» **Work to complete**: Determine how many lines include "flower". Give the number and nothing else.

--- Start ---

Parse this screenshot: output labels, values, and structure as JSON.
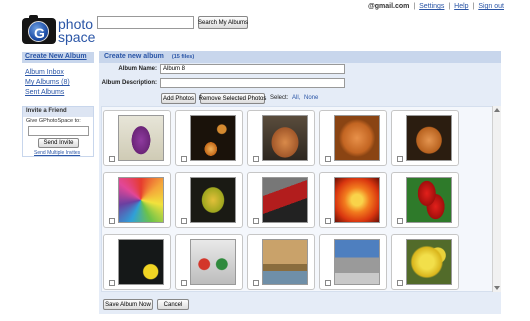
{
  "header": {
    "email": "@gmail.com",
    "settings_link": "Settings",
    "help_link": "Help",
    "signout_link": "Sign out",
    "separator": "|"
  },
  "logo": {
    "word1": "photo",
    "word2": "space",
    "letter": "G"
  },
  "search": {
    "value": "",
    "button": "Search My Albums"
  },
  "sidebar": {
    "create_album": "Create New Album",
    "links": [
      "Album Inbox",
      "My Albums (8)",
      "Sent Albums"
    ]
  },
  "invite": {
    "title": "Invite a Friend",
    "text": "Give GPhotoSpace to:",
    "send_button": "Send Invite",
    "multiple_link": "Send Multiple Invites"
  },
  "main": {
    "title": "Create new album",
    "count": "(15 files)",
    "album_name_label": "Album Name:",
    "album_name_value": "Album 8",
    "album_desc_label": "Album Description:",
    "album_desc_value": "",
    "add_photos_button": "Add Photos",
    "remove_button": "Remove Selected Photos",
    "select_label": "Select:",
    "select_all": "All,",
    "select_none": "None",
    "save_button": "Save Album Now",
    "cancel_button": "Cancel"
  },
  "photos": [
    {
      "icon": "purple-iris-photo",
      "checked": false
    },
    {
      "icon": "orange-flower-photo",
      "checked": false
    },
    {
      "icon": "cat-photo",
      "checked": false
    },
    {
      "icon": "cat-face-photo",
      "checked": false
    },
    {
      "icon": "orange-kitten-photo",
      "checked": false
    },
    {
      "icon": "colored-pencils-photo",
      "checked": false
    },
    {
      "icon": "autumn-leaf-photo",
      "checked": false
    },
    {
      "icon": "red-car-photo",
      "checked": false
    },
    {
      "icon": "orange-flower-closeup-photo",
      "checked": false
    },
    {
      "icon": "red-tulips-photo",
      "checked": false
    },
    {
      "icon": "rubber-duck-photo",
      "checked": false
    },
    {
      "icon": "toy-figures-photo",
      "checked": false
    },
    {
      "icon": "coastal-landscape-photo",
      "checked": false
    },
    {
      "icon": "skateboarder-photo",
      "checked": false
    },
    {
      "icon": "yellow-roses-photo",
      "checked": false
    }
  ]
}
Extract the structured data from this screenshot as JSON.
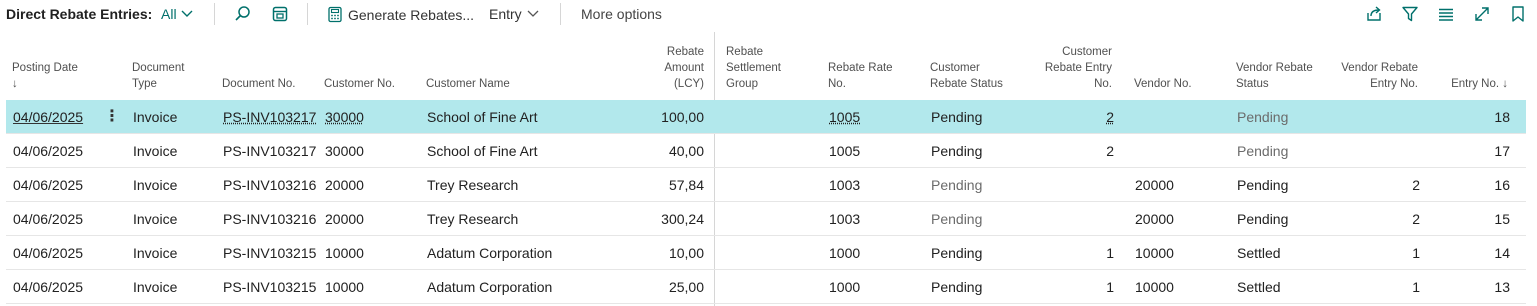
{
  "toolbar": {
    "title": "Direct Rebate Entries:",
    "view": "All",
    "generate_label": "Generate Rebates...",
    "entry_label": "Entry",
    "more_label": "More options"
  },
  "columns": {
    "posting_date": "Posting Date",
    "posting_date_sort": "↓",
    "document_type_1": "Document",
    "document_type_2": "Type",
    "document_no": "Document No.",
    "customer_no": "Customer No.",
    "customer_name": "Customer Name",
    "rebate_amount_1": "Rebate",
    "rebate_amount_2": "Amount",
    "rebate_amount_3": "(LCY)",
    "settlement_group_1": "Rebate",
    "settlement_group_2": "Settlement",
    "settlement_group_3": "Group",
    "rebate_rate_1": "Rebate Rate",
    "rebate_rate_2": "No.",
    "cust_status_1": "Customer",
    "cust_status_2": "Rebate Status",
    "cust_entry_1": "Customer",
    "cust_entry_2": "Rebate Entry",
    "cust_entry_3": "No.",
    "vendor_no": "Vendor No.",
    "vendor_status_1": "Vendor Rebate",
    "vendor_status_2": "Status",
    "vendor_entry_1": "Vendor Rebate",
    "vendor_entry_2": "Entry No.",
    "entry_no": "Entry No. ↓"
  },
  "rows": [
    {
      "posting_date": "04/06/2025",
      "document_type": "Invoice",
      "document_no": "PS-INV103217",
      "customer_no": "30000",
      "customer_name": "School of Fine Art",
      "rebate_amount": "100,00",
      "rebate_rate_no": "1005",
      "cust_status": "Pending",
      "cust_entry_no": "2",
      "vendor_no": "",
      "vendor_status": "Pending",
      "vendor_entry_no": "",
      "entry_no": "18"
    },
    {
      "posting_date": "04/06/2025",
      "document_type": "Invoice",
      "document_no": "PS-INV103217",
      "customer_no": "30000",
      "customer_name": "School of Fine Art",
      "rebate_amount": "40,00",
      "rebate_rate_no": "1005",
      "cust_status": "Pending",
      "cust_entry_no": "2",
      "vendor_no": "",
      "vendor_status": "Pending",
      "vendor_entry_no": "",
      "entry_no": "17"
    },
    {
      "posting_date": "04/06/2025",
      "document_type": "Invoice",
      "document_no": "PS-INV103216",
      "customer_no": "20000",
      "customer_name": "Trey Research",
      "rebate_amount": "57,84",
      "rebate_rate_no": "1003",
      "cust_status": "Pending",
      "cust_entry_no": "",
      "vendor_no": "20000",
      "vendor_status": "Pending",
      "vendor_entry_no": "2",
      "entry_no": "16"
    },
    {
      "posting_date": "04/06/2025",
      "document_type": "Invoice",
      "document_no": "PS-INV103216",
      "customer_no": "20000",
      "customer_name": "Trey Research",
      "rebate_amount": "300,24",
      "rebate_rate_no": "1003",
      "cust_status": "Pending",
      "cust_entry_no": "",
      "vendor_no": "20000",
      "vendor_status": "Pending",
      "vendor_entry_no": "2",
      "entry_no": "15"
    },
    {
      "posting_date": "04/06/2025",
      "document_type": "Invoice",
      "document_no": "PS-INV103215",
      "customer_no": "10000",
      "customer_name": "Adatum Corporation",
      "rebate_amount": "10,00",
      "rebate_rate_no": "1000",
      "cust_status": "Pending",
      "cust_entry_no": "1",
      "vendor_no": "10000",
      "vendor_status": "Settled",
      "vendor_entry_no": "1",
      "entry_no": "14"
    },
    {
      "posting_date": "04/06/2025",
      "document_type": "Invoice",
      "document_no": "PS-INV103215",
      "customer_no": "10000",
      "customer_name": "Adatum Corporation",
      "rebate_amount": "25,00",
      "rebate_rate_no": "1000",
      "cust_status": "Pending",
      "cust_entry_no": "1",
      "vendor_no": "10000",
      "vendor_status": "Settled",
      "vendor_entry_no": "1",
      "entry_no": "13"
    }
  ],
  "row_menu_glyph": "⋮",
  "colors": {
    "accent": "#00706b",
    "selected_row": "#b2e8ec"
  }
}
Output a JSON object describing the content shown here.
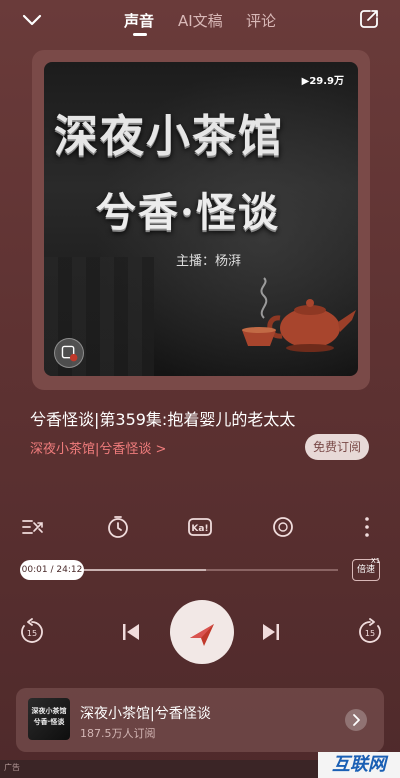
{
  "header": {
    "tabs": [
      {
        "label": "声音",
        "active": true
      },
      {
        "label": "AI文稿",
        "active": false
      },
      {
        "label": "评论",
        "active": false
      }
    ]
  },
  "cover": {
    "plays": "▶29.9万",
    "title_line1": "深夜小茶馆",
    "title_line2": "兮香·怪谈",
    "host": "主播：杨湃"
  },
  "episode": {
    "title": "兮香怪谈|第359集:抱着婴儿的老太太",
    "album_link": "深夜小茶馆|兮香怪谈 >",
    "subscribe_label": "免费订阅"
  },
  "progress": {
    "time_text": "00:01 / 24:12",
    "buffered_fraction": 0.57,
    "speed_label": "倍速",
    "speed_value": "X1"
  },
  "album_card": {
    "thumb_line1": "深夜小茶馆",
    "thumb_line2": "兮香·怪谈",
    "name": "深夜小茶馆|兮香怪谈",
    "subscribers": "187.5万人订阅"
  },
  "footer": {
    "ad_label": "广告",
    "watermark": "互联网"
  },
  "colors": {
    "accent": "#f07c7c",
    "background": "#5e3232"
  },
  "icons": [
    "chevron-down-icon",
    "share-icon",
    "shuffle-icon",
    "timer-icon",
    "ka-icon",
    "reward-icon",
    "more-icon",
    "rewind-15-icon",
    "previous-icon",
    "play-icon",
    "next-icon",
    "forward-15-icon",
    "chevron-right-icon"
  ]
}
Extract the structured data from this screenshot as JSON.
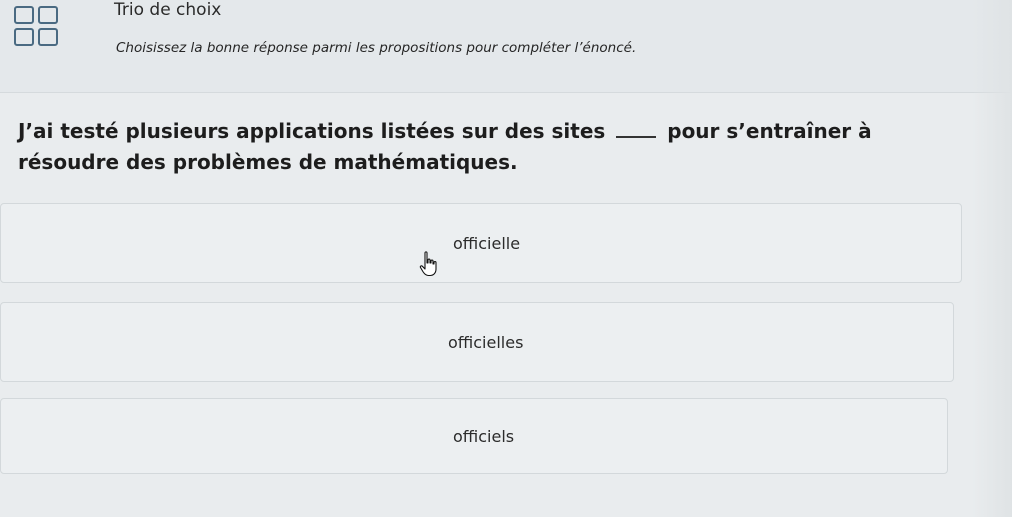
{
  "header": {
    "title": "Trio de choix",
    "instruction": "Choisissez la bonne réponse parmi les propositions pour compléter l’énoncé.",
    "icon": "grid-icon"
  },
  "question": {
    "before_blank": "J’ai testé plusieurs applications listées sur des sites",
    "after_blank": "pour s’entraîner à résoudre des problèmes de mathématiques."
  },
  "options": [
    {
      "label": "officielle"
    },
    {
      "label": "officielles"
    },
    {
      "label": "officiels"
    }
  ],
  "colors": {
    "accent": "#4a6a82",
    "background": "#e9ecee"
  },
  "cursor": {
    "icon": "hand-pointer-icon"
  }
}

--- End ---

» **The response**: 2